■ **Required work**
Copy out every record below exactly as written, but leave out any pictures.
----
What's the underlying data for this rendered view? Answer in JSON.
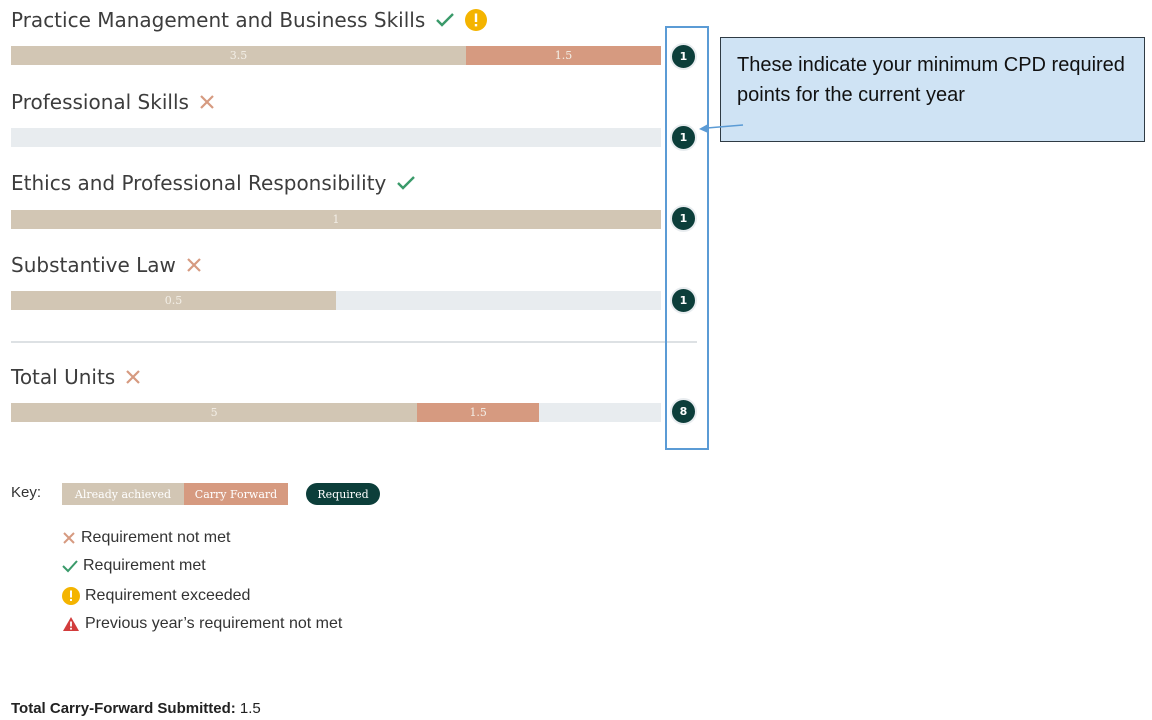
{
  "categories": [
    {
      "title": "Practice Management and Business Skills",
      "status": [
        "met",
        "exceeded"
      ],
      "achieved": 3.5,
      "carry_forward": 1.5,
      "required": "1",
      "bar_max": 5,
      "achieved_label": "3.5",
      "carry_label": "1.5"
    },
    {
      "title": "Professional Skills",
      "status": [
        "not-met"
      ],
      "achieved": 0,
      "carry_forward": 0,
      "required": "1",
      "bar_max": 1,
      "achieved_label": "",
      "carry_label": ""
    },
    {
      "title": "Ethics and Professional Responsibility",
      "status": [
        "met"
      ],
      "achieved": 1,
      "carry_forward": 0,
      "required": "1",
      "bar_max": 1,
      "achieved_label": "1",
      "carry_label": ""
    },
    {
      "title": "Substantive Law",
      "status": [
        "not-met"
      ],
      "achieved": 0.5,
      "carry_forward": 0,
      "required": "1",
      "bar_max": 1,
      "achieved_label": "0.5",
      "carry_label": ""
    }
  ],
  "total": {
    "title": "Total Units",
    "status": [
      "not-met"
    ],
    "achieved": 5,
    "carry_forward": 1.5,
    "required": "8",
    "bar_max": 8,
    "achieved_label": "5",
    "carry_label": "1.5"
  },
  "callout": {
    "text": "These indicate your minimum CPD required points for the current year"
  },
  "key": {
    "label": "Key:",
    "achieved": "Already achieved",
    "carry_forward": "Carry Forward",
    "required": "Required",
    "legend": [
      {
        "icon": "cross-icon",
        "text": "Requirement not met"
      },
      {
        "icon": "check-icon",
        "text": "Requirement met"
      },
      {
        "icon": "exclamation-circle-icon",
        "text": "Requirement exceeded"
      },
      {
        "icon": "warning-triangle-icon",
        "text": "Previous year’s requirement not met"
      }
    ]
  },
  "footer": {
    "label": "Total Carry-Forward Submitted:",
    "value": "1.5"
  },
  "colors": {
    "achieved": "#d2c6b4",
    "carry_forward": "#d69a80",
    "required": "#0c3e3a",
    "met": "#3a9a6a",
    "not_met": "#d69a80",
    "exceeded": "#f4b400",
    "warning": "#d23c3c"
  }
}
----
■ **Solved problem**
What's the underlying data for this rendered view? Answer in JSON.
{
  "categories": [
    {
      "title": "Practice Management and Business Skills",
      "status": [
        "met",
        "exceeded"
      ],
      "achieved": 3.5,
      "carry_forward": 1.5,
      "required": "1",
      "bar_max": 5,
      "achieved_label": "3.5",
      "carry_label": "1.5"
    },
    {
      "title": "Professional Skills",
      "status": [
        "not-met"
      ],
      "achieved": 0,
      "carry_forward": 0,
      "required": "1",
      "bar_max": 1,
      "achieved_label": "",
      "carry_label": ""
    },
    {
      "title": "Ethics and Professional Responsibility",
      "status": [
        "met"
      ],
      "achieved": 1,
      "carry_forward": 0,
      "required": "1",
      "bar_max": 1,
      "achieved_label": "1",
      "carry_label": ""
    },
    {
      "title": "Substantive Law",
      "status": [
        "not-met"
      ],
      "achieved": 0.5,
      "carry_forward": 0,
      "required": "1",
      "bar_max": 1,
      "achieved_label": "0.5",
      "carry_label": ""
    }
  ],
  "total": {
    "title": "Total Units",
    "status": [
      "not-met"
    ],
    "achieved": 5,
    "carry_forward": 1.5,
    "required": "8",
    "bar_max": 8,
    "achieved_label": "5",
    "carry_label": "1.5"
  },
  "callout": {
    "text": "These indicate your minimum CPD required points for the current year"
  },
  "key": {
    "label": "Key:",
    "achieved": "Already achieved",
    "carry_forward": "Carry Forward",
    "required": "Required",
    "legend": [
      {
        "icon": "cross-icon",
        "text": "Requirement not met"
      },
      {
        "icon": "check-icon",
        "text": "Requirement met"
      },
      {
        "icon": "exclamation-circle-icon",
        "text": "Requirement exceeded"
      },
      {
        "icon": "warning-triangle-icon",
        "text": "Previous year’s requirement not met"
      }
    ]
  },
  "footer": {
    "label": "Total Carry-Forward Submitted:",
    "value": "1.5"
  },
  "colors": {
    "achieved": "#d2c6b4",
    "carry_forward": "#d69a80",
    "required": "#0c3e3a",
    "met": "#3a9a6a",
    "not_met": "#d69a80",
    "exceeded": "#f4b400",
    "warning": "#d23c3c"
  }
}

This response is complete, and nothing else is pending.